#### Extracted entries
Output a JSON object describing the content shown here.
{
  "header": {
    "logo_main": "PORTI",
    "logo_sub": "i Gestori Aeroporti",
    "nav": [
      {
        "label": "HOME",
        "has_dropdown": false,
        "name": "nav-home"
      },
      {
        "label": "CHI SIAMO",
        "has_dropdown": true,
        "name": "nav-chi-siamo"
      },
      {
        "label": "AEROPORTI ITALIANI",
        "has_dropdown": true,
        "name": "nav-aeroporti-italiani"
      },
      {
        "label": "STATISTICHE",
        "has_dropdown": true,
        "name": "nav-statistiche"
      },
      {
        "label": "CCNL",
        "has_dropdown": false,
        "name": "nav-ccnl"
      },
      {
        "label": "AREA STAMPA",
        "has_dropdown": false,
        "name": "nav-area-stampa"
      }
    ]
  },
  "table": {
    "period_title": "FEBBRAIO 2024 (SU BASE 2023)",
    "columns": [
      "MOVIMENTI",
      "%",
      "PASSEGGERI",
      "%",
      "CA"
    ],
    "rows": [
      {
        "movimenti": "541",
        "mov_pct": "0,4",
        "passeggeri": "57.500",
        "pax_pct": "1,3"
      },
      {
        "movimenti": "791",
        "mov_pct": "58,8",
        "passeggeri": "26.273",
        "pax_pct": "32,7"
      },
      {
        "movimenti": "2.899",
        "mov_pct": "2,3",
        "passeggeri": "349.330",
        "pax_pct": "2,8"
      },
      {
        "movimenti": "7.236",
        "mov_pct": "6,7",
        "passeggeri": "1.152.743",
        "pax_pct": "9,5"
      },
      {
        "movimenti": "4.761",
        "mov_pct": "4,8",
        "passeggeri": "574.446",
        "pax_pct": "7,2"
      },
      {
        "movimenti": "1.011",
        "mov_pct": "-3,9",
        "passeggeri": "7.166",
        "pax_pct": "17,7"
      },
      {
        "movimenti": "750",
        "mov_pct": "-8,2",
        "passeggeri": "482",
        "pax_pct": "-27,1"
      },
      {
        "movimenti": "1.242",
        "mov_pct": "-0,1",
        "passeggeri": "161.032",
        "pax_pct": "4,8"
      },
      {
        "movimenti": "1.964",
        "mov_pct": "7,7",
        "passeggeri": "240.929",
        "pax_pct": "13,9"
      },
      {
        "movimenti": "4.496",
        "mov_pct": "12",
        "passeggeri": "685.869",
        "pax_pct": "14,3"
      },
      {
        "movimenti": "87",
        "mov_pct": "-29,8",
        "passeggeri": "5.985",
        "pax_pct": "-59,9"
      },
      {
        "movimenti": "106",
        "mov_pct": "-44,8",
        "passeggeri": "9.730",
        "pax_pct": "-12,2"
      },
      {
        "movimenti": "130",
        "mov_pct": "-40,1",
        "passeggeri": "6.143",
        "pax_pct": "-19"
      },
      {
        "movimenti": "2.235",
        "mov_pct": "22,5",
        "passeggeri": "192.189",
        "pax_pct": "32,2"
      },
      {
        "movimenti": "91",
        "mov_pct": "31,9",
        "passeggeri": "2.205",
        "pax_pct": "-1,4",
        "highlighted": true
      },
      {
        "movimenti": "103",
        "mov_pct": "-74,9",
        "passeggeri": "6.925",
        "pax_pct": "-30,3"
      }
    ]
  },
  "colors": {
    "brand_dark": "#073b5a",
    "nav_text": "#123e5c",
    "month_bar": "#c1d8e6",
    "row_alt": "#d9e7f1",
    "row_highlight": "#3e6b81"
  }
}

#### Given problem
Write out each line of the data above again, exactly as given.

#### Exercise response
Output a JSON object describing the content shown here.
{
  "header": {
    "logo_main": "PORTI",
    "logo_sub": "i Gestori Aeroporti",
    "nav": [
      {
        "label": "HOME",
        "has_dropdown": false,
        "name": "nav-home"
      },
      {
        "label": "CHI SIAMO",
        "has_dropdown": true,
        "name": "nav-chi-siamo"
      },
      {
        "label": "AEROPORTI ITALIANI",
        "has_dropdown": true,
        "name": "nav-aeroporti-italiani"
      },
      {
        "label": "STATISTICHE",
        "has_dropdown": true,
        "name": "nav-statistiche"
      },
      {
        "label": "CCNL",
        "has_dropdown": false,
        "name": "nav-ccnl"
      },
      {
        "label": "AREA STAMPA",
        "has_dropdown": false,
        "name": "nav-area-stampa"
      }
    ]
  },
  "table": {
    "period_title": "FEBBRAIO 2024 (SU BASE 2023)",
    "columns": [
      "MOVIMENTI",
      "%",
      "PASSEGGERI",
      "%",
      "CA"
    ],
    "rows": [
      {
        "movimenti": "541",
        "mov_pct": "0,4",
        "passeggeri": "57.500",
        "pax_pct": "1,3"
      },
      {
        "movimenti": "791",
        "mov_pct": "58,8",
        "passeggeri": "26.273",
        "pax_pct": "32,7"
      },
      {
        "movimenti": "2.899",
        "mov_pct": "2,3",
        "passeggeri": "349.330",
        "pax_pct": "2,8"
      },
      {
        "movimenti": "7.236",
        "mov_pct": "6,7",
        "passeggeri": "1.152.743",
        "pax_pct": "9,5"
      },
      {
        "movimenti": "4.761",
        "mov_pct": "4,8",
        "passeggeri": "574.446",
        "pax_pct": "7,2"
      },
      {
        "movimenti": "1.011",
        "mov_pct": "-3,9",
        "passeggeri": "7.166",
        "pax_pct": "17,7"
      },
      {
        "movimenti": "750",
        "mov_pct": "-8,2",
        "passeggeri": "482",
        "pax_pct": "-27,1"
      },
      {
        "movimenti": "1.242",
        "mov_pct": "-0,1",
        "passeggeri": "161.032",
        "pax_pct": "4,8"
      },
      {
        "movimenti": "1.964",
        "mov_pct": "7,7",
        "passeggeri": "240.929",
        "pax_pct": "13,9"
      },
      {
        "movimenti": "4.496",
        "mov_pct": "12",
        "passeggeri": "685.869",
        "pax_pct": "14,3"
      },
      {
        "movimenti": "87",
        "mov_pct": "-29,8",
        "passeggeri": "5.985",
        "pax_pct": "-59,9"
      },
      {
        "movimenti": "106",
        "mov_pct": "-44,8",
        "passeggeri": "9.730",
        "pax_pct": "-12,2"
      },
      {
        "movimenti": "130",
        "mov_pct": "-40,1",
        "passeggeri": "6.143",
        "pax_pct": "-19"
      },
      {
        "movimenti": "2.235",
        "mov_pct": "22,5",
        "passeggeri": "192.189",
        "pax_pct": "32,2"
      },
      {
        "movimenti": "91",
        "mov_pct": "31,9",
        "passeggeri": "2.205",
        "pax_pct": "-1,4",
        "highlighted": true
      },
      {
        "movimenti": "103",
        "mov_pct": "-74,9",
        "passeggeri": "6.925",
        "pax_pct": "-30,3"
      }
    ]
  },
  "colors": {
    "brand_dark": "#073b5a",
    "nav_text": "#123e5c",
    "month_bar": "#c1d8e6",
    "row_alt": "#d9e7f1",
    "row_highlight": "#3e6b81"
  }
}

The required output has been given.